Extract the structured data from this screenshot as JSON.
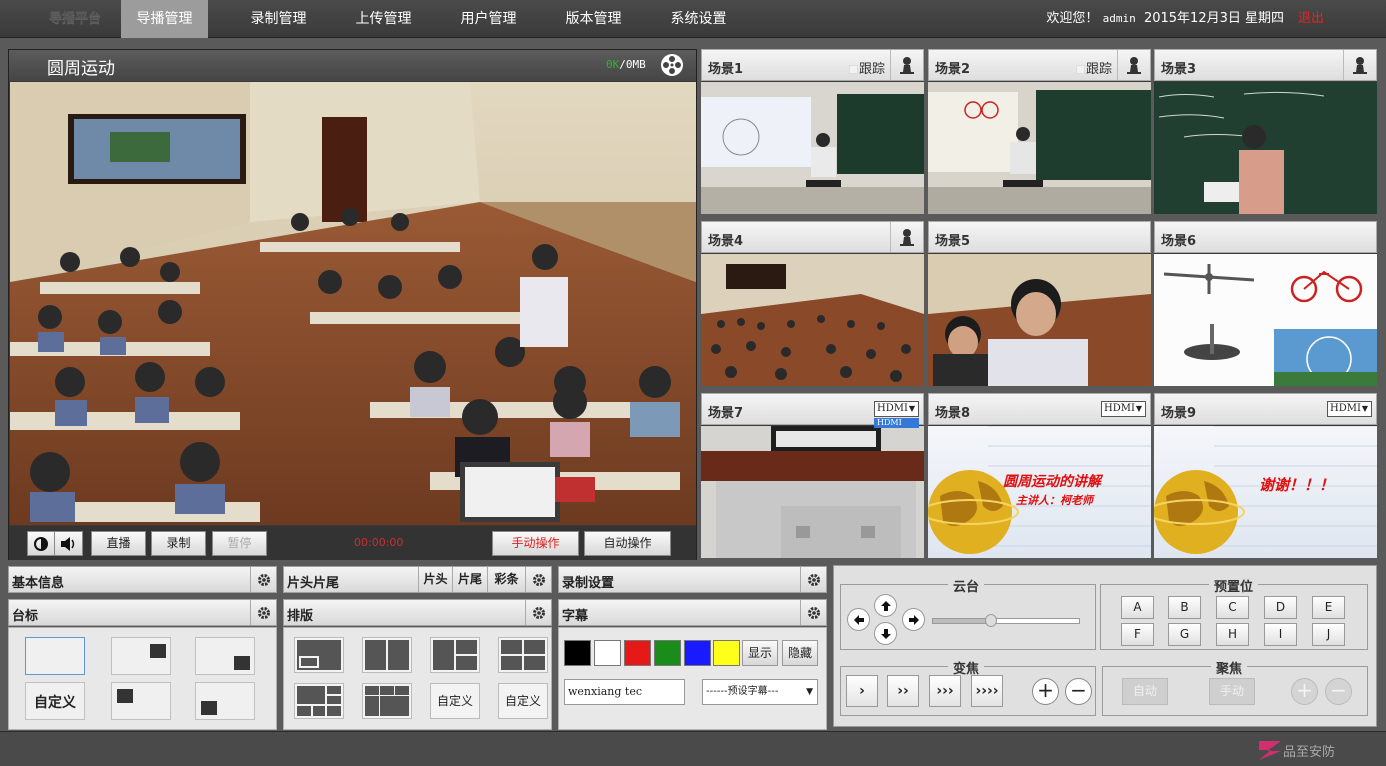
{
  "app": {
    "logo": "导播平台"
  },
  "nav": {
    "items": [
      "导播管理",
      "录制管理",
      "上传管理",
      "用户管理",
      "版本管理",
      "系统设置"
    ],
    "active": "导播管理"
  },
  "user": {
    "welcome": "欢迎您！",
    "name": "admin",
    "date": "2015年12月3日 星期四",
    "logout": "退出"
  },
  "main_video": {
    "title": "圆周运动",
    "rate_value": "0K",
    "rate_size": "/0MB",
    "time": "00:00:00",
    "controls": {
      "live": "直播",
      "record": "录制",
      "pause": "暂停",
      "manual": "手动操作",
      "auto": "自动操作"
    }
  },
  "scenes": [
    {
      "name": "场景1",
      "track": "跟踪",
      "has_person": true
    },
    {
      "name": "场景2",
      "track": "跟踪",
      "has_person": true
    },
    {
      "name": "场景3",
      "has_person": true
    },
    {
      "name": "场景4",
      "has_person": true
    },
    {
      "name": "场景5"
    },
    {
      "name": "场景6"
    },
    {
      "name": "场景7",
      "source": "HDMI",
      "dropdown_option": "HDMI"
    },
    {
      "name": "场景8",
      "source": "HDMI"
    },
    {
      "name": "场景9",
      "source": "HDMI"
    }
  ],
  "scene_slides": {
    "s8_title": "圆周运动的讲解",
    "s8_sub": "主讲人：柯老师",
    "s9_title": "谢谢！！！"
  },
  "panels": {
    "basic_info": "基本信息",
    "station_logo": "台标",
    "custom": "自定义",
    "head_tail": "片头片尾",
    "head": "片头",
    "tail": "片尾",
    "colorbar": "彩条",
    "layout": "排版",
    "layout_custom1": "自定义",
    "layout_custom2": "自定义",
    "record_settings": "录制设置",
    "subtitle": "字幕",
    "show": "显示",
    "hide": "隐藏",
    "subtitle_text": "wenxiang tec",
    "subtitle_preset": "------预设字幕---"
  },
  "subtitle_colors": [
    "#000000",
    "#ffffff",
    "#e61919",
    "#1a8c1a",
    "#1a1aff",
    "#ffff1a"
  ],
  "ptz": {
    "pan_tilt": "云台",
    "preset": "预置位",
    "zoom": "变焦",
    "focus": "聚焦",
    "preset_keys": [
      "A",
      "B",
      "C",
      "D",
      "E",
      "F",
      "G",
      "H",
      "I",
      "J"
    ],
    "zoom_keys": [
      "›",
      "››",
      "›››",
      "››››"
    ],
    "focus_auto": "自动",
    "focus_manual": "手动",
    "speed_level": 0.4
  },
  "footer": {
    "brand": "品至安防"
  }
}
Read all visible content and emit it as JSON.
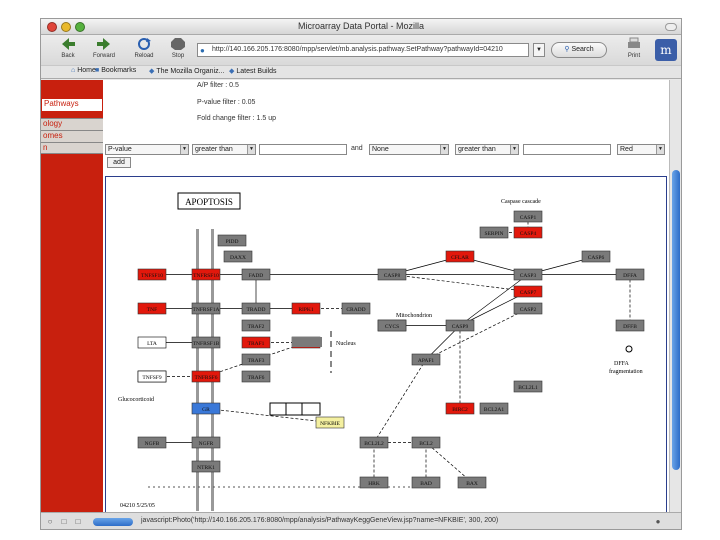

Request. Write out all the entries again, word for word, and print no images.

Exercise response.
Extract the structured data from this screenshot as JSON.
{
  "app": {
    "logo": "导播平台"
  },
  "nav": {
    "items": [
      "导播管理",
      "录制管理",
      "上传管理",
      "用户管理",
      "版本管理",
      "系统设置"
    ],
    "active": "导播管理"
  },
  "user": {
    "welcome": "欢迎您！",
    "name": "admin",
    "date": "2015年12月3日 星期四",
    "logout": "退出"
  },
  "main_video": {
    "title": "圆周运动",
    "rate_value": "0K",
    "rate_size": "/0MB",
    "time": "00:00:00",
    "controls": {
      "live": "直播",
      "record": "录制",
      "pause": "暂停",
      "manual": "手动操作",
      "auto": "自动操作"
    }
  },
  "scenes": [
    {
      "name": "场景1",
      "track": "跟踪",
      "has_person": true
    },
    {
      "name": "场景2",
      "track": "跟踪",
      "has_person": true
    },
    {
      "name": "场景3",
      "has_person": true
    },
    {
      "name": "场景4",
      "has_person": true
    },
    {
      "name": "场景5"
    },
    {
      "name": "场景6"
    },
    {
      "name": "场景7",
      "source": "HDMI",
      "dropdown_option": "HDMI"
    },
    {
      "name": "场景8",
      "source": "HDMI"
    },
    {
      "name": "场景9",
      "source": "HDMI"
    }
  ],
  "scene_slides": {
    "s8_title": "圆周运动的讲解",
    "s8_sub": "主讲人：柯老师",
    "s9_title": "谢谢！！！"
  },
  "panels": {
    "basic_info": "基本信息",
    "station_logo": "台标",
    "custom": "自定义",
    "head_tail": "片头片尾",
    "head": "片头",
    "tail": "片尾",
    "colorbar": "彩条",
    "layout": "排版",
    "layout_custom1": "自定义",
    "layout_custom2": "自定义",
    "record_settings": "录制设置",
    "subtitle": "字幕",
    "show": "显示",
    "hide": "隐藏",
    "subtitle_text": "wenxiang tec",
    "subtitle_preset": "------预设字幕---"
  },
  "subtitle_colors": [
    "#000000",
    "#ffffff",
    "#e61919",
    "#1a8c1a",
    "#1a1aff",
    "#ffff1a"
  ],
  "ptz": {
    "pan_tilt": "云台",
    "preset": "预置位",
    "zoom": "变焦",
    "focus": "聚焦",
    "preset_keys": [
      "A",
      "B",
      "C",
      "D",
      "E",
      "F",
      "G",
      "H",
      "I",
      "J"
    ],
    "zoom_keys": [
      "›",
      "››",
      "›››",
      "››››"
    ],
    "focus_auto": "自动",
    "focus_manual": "手动",
    "speed_level": 0.4
  },
  "footer": {
    "brand": "品至安防"
  }
}
Read all visible content and emit it as JSON.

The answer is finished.